[Saved data entries]
###

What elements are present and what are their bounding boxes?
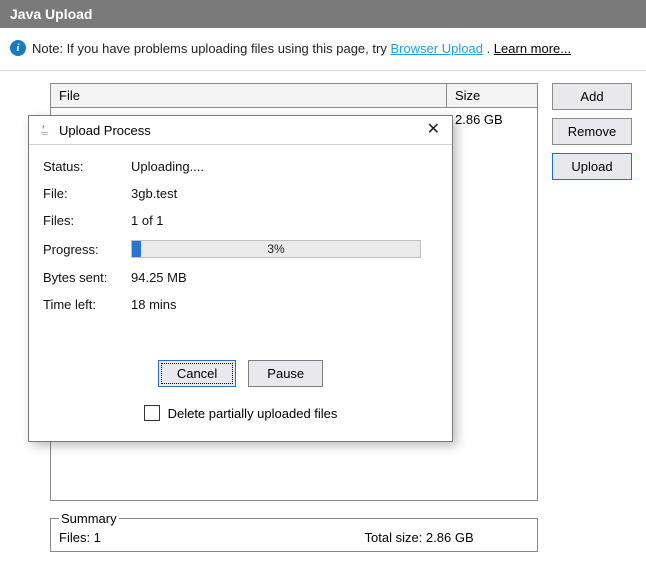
progress-label: Progress: [43,242,131,257]
upload-process-dialog: Upload Process ✕ Status: Uploading.... F… [28,115,453,442]
note-text: Note: If you have problems uploading fil… [32,41,571,56]
col-header-file[interactable]: File [51,84,447,108]
browser-upload-link[interactable]: Browser Upload [390,41,483,56]
status-value: Uploading.... [131,159,204,174]
upload-button[interactable]: Upload [552,153,632,180]
dialog-title: Upload Process [59,123,417,138]
info-icon: i [10,40,26,56]
add-button[interactable]: Add [552,83,632,110]
java-icon [37,122,53,138]
page-title-bar: Java Upload [0,0,646,28]
time-left-label: Time left: [43,297,131,312]
bytes-sent-value: 94.25 MB [131,270,187,285]
summary-panel: Summary Files: 1 Total size: 2.86 GB [50,511,538,552]
files-label: Files: [43,213,131,228]
files-value: 1 of 1 [131,213,164,228]
summary-files: Files: 1 [59,530,365,545]
pause-button[interactable]: Pause [248,360,323,387]
file-label: File: [43,186,131,201]
time-left-value: 18 mins [131,297,177,312]
summary-total-size: Total size: 2.86 GB [365,530,530,545]
delete-partial-checkbox[interactable] [144,405,160,421]
summary-legend: Summary [59,511,119,526]
note-after-link: . [487,41,494,56]
file-value: 3gb.test [131,186,177,201]
status-label: Status: [43,159,131,174]
progress-percent: 3% [132,241,420,257]
table-header: File Size [51,84,537,108]
page-title: Java Upload [10,6,92,22]
note-prefix: Note: If you have problems uploading fil… [32,41,390,56]
close-icon[interactable]: ✕ [423,120,444,140]
cell-size: 2.86 GB [447,108,537,131]
dialog-title-bar[interactable]: Upload Process ✕ [29,116,452,145]
action-button-column: Add Remove Upload [552,83,632,180]
progress-bar: 3% [131,240,421,258]
note-row: i Note: If you have problems uploading f… [0,28,646,71]
col-header-size[interactable]: Size [447,84,537,108]
bytes-sent-label: Bytes sent: [43,270,131,285]
delete-partial-label: Delete partially uploaded files [168,406,338,421]
learn-more-link[interactable]: Learn more... [494,41,571,56]
cancel-button[interactable]: Cancel [158,360,236,387]
remove-button[interactable]: Remove [552,118,632,145]
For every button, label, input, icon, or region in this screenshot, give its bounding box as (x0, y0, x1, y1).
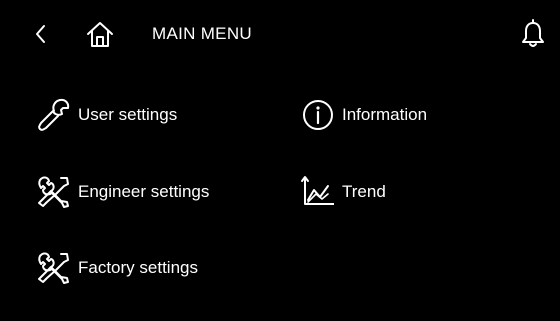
wrench-icon (34, 95, 74, 135)
menu-item-engineer-settings[interactable]: Engineer settings (34, 172, 209, 212)
top-bar: MAIN MENU (0, 0, 560, 70)
menu-item-label: User settings (78, 105, 178, 124)
home-icon (87, 22, 113, 47)
info-icon (298, 95, 338, 135)
menu-item-label: Factory settings (78, 258, 198, 277)
menu-item-information[interactable]: Information (298, 95, 427, 135)
page-title: MAIN MENU (152, 24, 252, 43)
menu-item-factory-settings[interactable]: Factory settings (34, 248, 198, 288)
chevron-left-icon (36, 25, 45, 43)
bell-icon (522, 19, 544, 47)
back-button[interactable] (30, 20, 54, 48)
menu-item-trend[interactable]: Trend (298, 172, 386, 212)
tools-icon (34, 248, 74, 288)
main-menu-screen: MAIN MENU User settings Engineer setting… (0, 0, 560, 321)
notification-button[interactable] (520, 18, 546, 50)
trend-chart-icon (298, 172, 338, 212)
menu-item-label: Engineer settings (78, 182, 210, 201)
home-button[interactable] (82, 16, 118, 52)
menu-item-user-settings[interactable]: User settings (34, 95, 177, 135)
menu-item-label: Information (342, 105, 428, 124)
tools-icon (34, 172, 74, 212)
menu-item-label: Trend (342, 182, 386, 201)
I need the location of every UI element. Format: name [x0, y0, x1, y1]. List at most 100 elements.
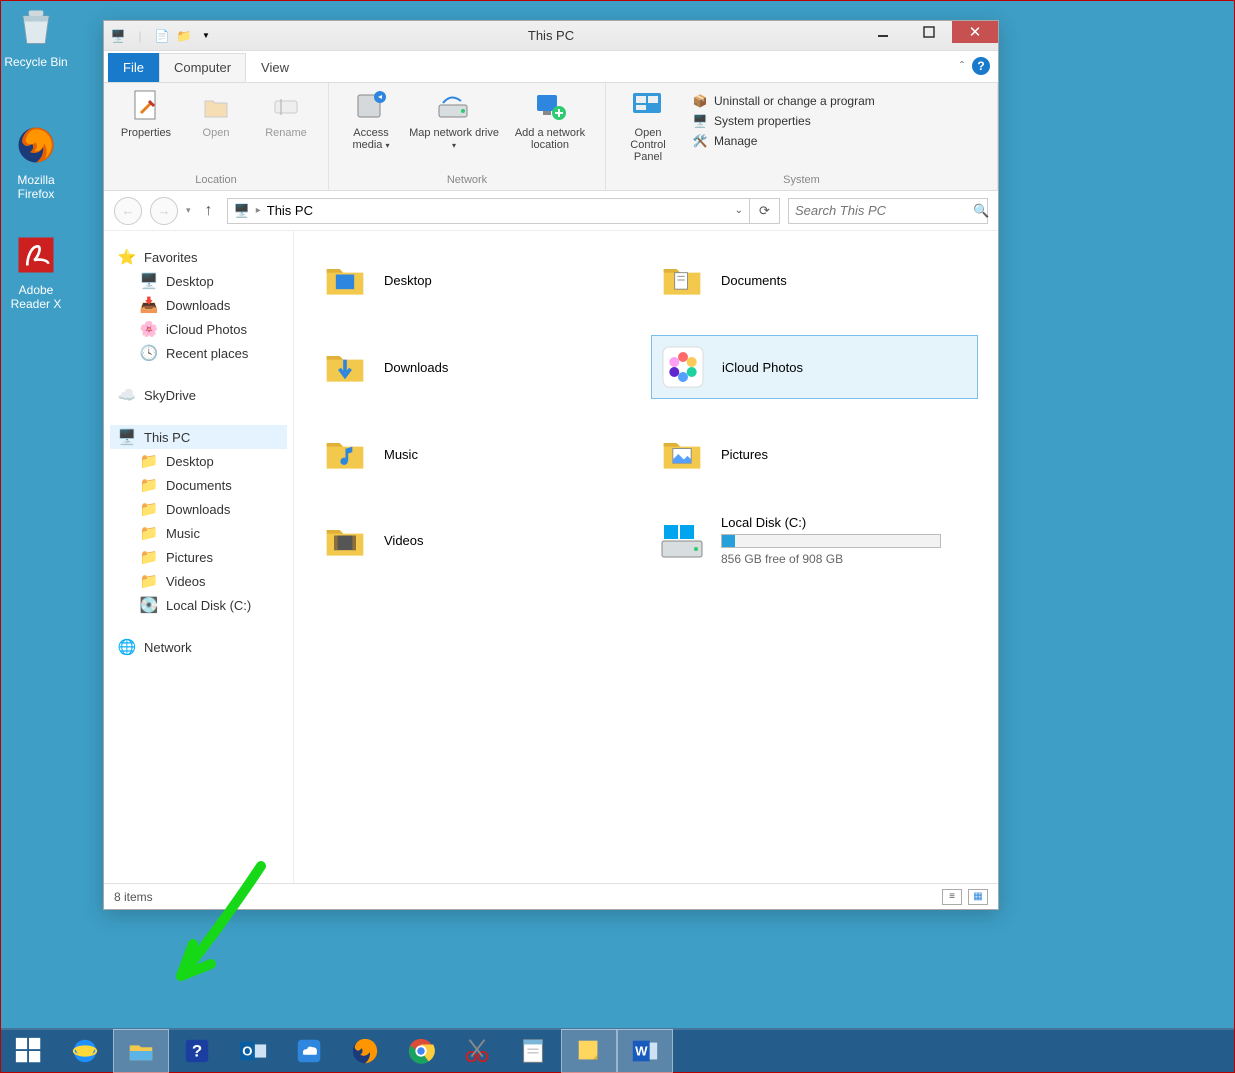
tile-downloads[interactable]: Downloads: [314, 335, 641, 399]
breadcrumb[interactable]: This PC: [267, 203, 313, 218]
ribbon-system-properties[interactable]: 🖥️System properties: [692, 113, 875, 129]
qat-dropdown-icon[interactable]: ▼: [198, 28, 214, 44]
search-box[interactable]: 🔍: [788, 198, 988, 224]
tab-view[interactable]: View: [246, 53, 304, 82]
nav-pc-desktop[interactable]: 📁Desktop: [110, 449, 287, 473]
taskbar-chrome[interactable]: [393, 1029, 449, 1073]
content-pane: Desktop Documents Downloads iCloud Photo…: [294, 231, 998, 883]
desktop-icon-label: Mozilla Firefox: [17, 173, 54, 201]
nav-fav-icloud[interactable]: 🌸iCloud Photos: [110, 317, 287, 341]
folder-desktop-icon: [320, 255, 370, 305]
ribbon-access-media[interactable]: Access media ▾: [339, 89, 403, 151]
adobe-reader-icon: [12, 231, 60, 279]
desktop-icon-recycle-bin[interactable]: Recycle Bin: [1, 3, 71, 69]
folder-documents-icon: [657, 255, 707, 305]
close-button[interactable]: ✕: [952, 21, 998, 43]
ribbon-open-control-panel[interactable]: Open Control Panel: [616, 89, 680, 163]
ribbon-group-label: Location: [114, 172, 318, 188]
tile-pictures[interactable]: Pictures: [651, 423, 978, 485]
nav-pc-videos[interactable]: 📁Videos: [110, 569, 287, 593]
address-dropdown-icon[interactable]: ⌄: [735, 205, 743, 216]
navigation-row: ← → ▾ ↑ 🖥️ ▸ This PC ⌄ ⟳ 🔍: [104, 191, 998, 231]
taskbar-help[interactable]: ?: [169, 1029, 225, 1073]
start-button[interactable]: [1, 1029, 57, 1073]
svg-text:?: ?: [192, 1042, 202, 1061]
view-details-button[interactable]: ≡: [942, 889, 962, 905]
nav-favorites[interactable]: ⭐Favorites: [110, 245, 287, 269]
ribbon-collapse-icon[interactable]: ˆ: [960, 59, 964, 73]
item-count: 8 items: [114, 890, 153, 904]
window-title: This PC: [528, 28, 574, 43]
taskbar-outlook[interactable]: O: [225, 1029, 281, 1073]
nav-this-pc[interactable]: 🖥️This PC: [110, 425, 287, 449]
ribbon-map-network-drive[interactable]: Map network drive ▾: [409, 89, 499, 151]
search-input[interactable]: [795, 203, 973, 218]
taskbar-firefox[interactable]: [337, 1029, 393, 1073]
ribbon-manage[interactable]: 🛠️Manage: [692, 133, 875, 149]
forward-button[interactable]: →: [150, 197, 178, 225]
minimize-button[interactable]: [860, 21, 906, 43]
nav-pc-downloads[interactable]: 📁Downloads: [110, 497, 287, 521]
recycle-bin-icon: [12, 3, 60, 51]
qat-properties-icon[interactable]: 📄: [154, 28, 170, 44]
tab-computer[interactable]: Computer: [159, 53, 246, 82]
titlebar: 🖥️ | 📄 📁 ▼ This PC ✕: [104, 21, 998, 51]
maximize-button[interactable]: [906, 21, 952, 43]
qat-newfolder-icon[interactable]: 📁: [176, 28, 192, 44]
nav-pc-localdisk[interactable]: 💽Local Disk (C:): [110, 593, 287, 617]
tile-desktop[interactable]: Desktop: [314, 249, 641, 311]
ribbon-group-label: Network: [339, 172, 595, 188]
nav-fav-desktop[interactable]: 🖥️Desktop: [110, 269, 287, 293]
nav-fav-recent[interactable]: 🕓Recent places: [110, 341, 287, 365]
help-icon[interactable]: ?: [972, 57, 990, 75]
back-button[interactable]: ←: [114, 197, 142, 225]
nav-network[interactable]: 🌐Network: [110, 635, 287, 659]
ribbon-properties[interactable]: Properties: [114, 89, 178, 139]
desktop-icon-label: Adobe Reader X: [11, 283, 62, 311]
tile-videos[interactable]: Videos: [314, 509, 641, 572]
nav-pc-documents[interactable]: 📁Documents: [110, 473, 287, 497]
taskbar-word[interactable]: W: [617, 1029, 673, 1073]
nav-fav-downloads[interactable]: 📥Downloads: [110, 293, 287, 317]
nav-skydrive[interactable]: ☁️SkyDrive: [110, 383, 287, 407]
folder-icon: 📁: [140, 548, 158, 566]
ribbon-group-label: System: [616, 172, 987, 188]
desktop-icon-firefox[interactable]: Mozilla Firefox: [1, 121, 71, 201]
map-drive-icon: [437, 89, 471, 123]
ribbon-add-network-location[interactable]: Add a network location: [505, 89, 595, 151]
ribbon-uninstall-program[interactable]: 📦Uninstall or change a program: [692, 93, 875, 109]
drive-name: Local Disk (C:): [721, 515, 941, 530]
desktop-icon-adobe-reader[interactable]: Adobe Reader X: [1, 231, 71, 311]
folder-music-icon: [320, 429, 370, 479]
tile-music[interactable]: Music: [314, 423, 641, 485]
svg-text:W: W: [635, 1044, 648, 1059]
up-button[interactable]: ↑: [199, 202, 219, 220]
system-menu-icon[interactable]: 🖥️: [110, 28, 126, 44]
nav-pc-pictures[interactable]: 📁Pictures: [110, 545, 287, 569]
taskbar-notepad[interactable]: [505, 1029, 561, 1073]
taskbar-sticky-notes[interactable]: [561, 1029, 617, 1073]
taskbar-skydrive[interactable]: [281, 1029, 337, 1073]
network-icon: 🌐: [118, 638, 136, 656]
control-panel-icon: [631, 89, 665, 123]
chevron-right-icon[interactable]: ▸: [256, 205, 261, 216]
firefox-icon: [12, 121, 60, 169]
taskbar-file-explorer[interactable]: [113, 1029, 169, 1073]
navigation-pane: ⭐Favorites 🖥️Desktop 📥Downloads 🌸iCloud …: [104, 231, 294, 883]
taskbar-snipping-tool[interactable]: [449, 1029, 505, 1073]
tile-documents[interactable]: Documents: [651, 249, 978, 311]
folder-pictures-icon: [657, 429, 707, 479]
tile-icloud-photos[interactable]: iCloud Photos: [651, 335, 978, 399]
taskbar-ie[interactable]: [57, 1029, 113, 1073]
tab-file[interactable]: File: [108, 53, 159, 82]
folder-icon: 📁: [140, 524, 158, 542]
refresh-button[interactable]: ⟳: [750, 198, 780, 224]
view-large-icons-button[interactable]: ▦: [968, 889, 988, 905]
search-icon[interactable]: 🔍: [973, 203, 989, 219]
this-pc-icon: 🖥️: [118, 428, 136, 446]
recent-locations-dropdown[interactable]: ▾: [186, 205, 191, 216]
tile-local-disk[interactable]: Local Disk (C:) 856 GB free of 908 GB: [651, 509, 978, 572]
nav-pc-music[interactable]: 📁Music: [110, 521, 287, 545]
open-icon: [199, 89, 233, 123]
address-bar[interactable]: 🖥️ ▸ This PC ⌄: [227, 198, 750, 224]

###

- _STATED TASK_: Rewrite the records from the line containing "progress-label: Progress: [43,242,131,257]" through the line containing "file-label: File: [43,186,131,201]", with "94.25 MB" updated to "95.10 MB" and all else unchanged.

- _OUTPUT BELOW_:
progress-label: Progress: [43,242,131,257]
upload-process-dialog: Upload Process ✕ Status: Uploading.... F… [28,115,453,442]
note-text: Note: If you have problems uploading fil… [32,41,571,56]
col-header-file[interactable]: File [51,84,447,108]
browser-upload-link[interactable]: Browser Upload [390,41,483,56]
status-value: Uploading.... [131,159,204,174]
upload-button[interactable]: Upload [552,153,632,180]
dialog-title: Upload Process [59,123,417,138]
info-icon: i [10,40,26,56]
add-button[interactable]: Add [552,83,632,110]
java-icon [37,122,53,138]
page-title-bar: Java Upload [0,0,646,28]
time-left-label: Time left: [43,297,131,312]
bytes-sent-value: 95.10 MB [131,270,187,285]
summary-panel: Summary Files: 1 Total size: 2.86 GB [50,511,538,552]
files-label: Files: [43,213,131,228]
files-value: 1 of 1 [131,213,164,228]
summary-files: Files: 1 [59,530,365,545]
pause-button[interactable]: Pause [248,360,323,387]
file-label: File: [43,186,131,201]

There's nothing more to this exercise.